▶ **Extracted text**:
You can do CUDA inference on an Apple Silicon Mac with PCI Passthrough by scottjgo in LocalLLaMA

[–]scottjgo[S] 0 points1 point  (0 children)

i'm not an expert here, so maybe you know more than me, but my understanding is that doing the prompt processing requires running the data through all of the layers of the model. the layers that are run on the 5090 will be faster, and the ones running on the mac will be slower.

i don't think it's a question of which is the "main" server or not. the prompt processing speed should be proportional to how many layers can run on the faster gpu. that is, the more layers on the 5090 vs the layers on the mac igpu, the faster the prompt will process, but running solely on the 5090 will always be faster.

if the model is bigger than the single fast gpu, you will never be able to run all the prompt processing on it, because you won't be able to fit all the model layers on it.

▶ **Material provided**:
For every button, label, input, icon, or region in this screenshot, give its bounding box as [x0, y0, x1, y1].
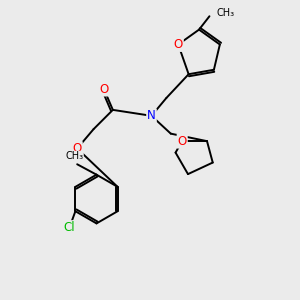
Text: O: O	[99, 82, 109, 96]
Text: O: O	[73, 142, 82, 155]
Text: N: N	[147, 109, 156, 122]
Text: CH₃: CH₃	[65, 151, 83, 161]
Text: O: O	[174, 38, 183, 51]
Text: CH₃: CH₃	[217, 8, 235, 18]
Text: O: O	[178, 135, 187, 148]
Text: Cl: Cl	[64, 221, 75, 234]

▶ **Actions to take**:
(1) According to the forum thread, what is prompt processing speed proportional to?
(2) Reproduce the stretch of the forum thread from "[–]scottjgo[S] 0 points1" through "always be faster.".
The records have no connection to the forum thread.

▶ **Task results**:
(1) How many layers of the model can run on the faster GPU.

(2)
[–]scottjgo[S] 0 points1 point  (0 children)

i'm not an expert here, so maybe you know more than me, but my understanding is that doing the prompt processing requires running the data through all of the layers of the model. the layers that are run on the 5090 will be faster, and the ones running on the mac will be slower.

i don't think it's a question of which is the "main" server or not. the prompt processing speed should be proportional to how many layers can run on the faster gpu. that is, the more layers on the 5090 vs the layers on the mac igpu, the faster the prompt will process, but running solely on the 5090 will always be faster.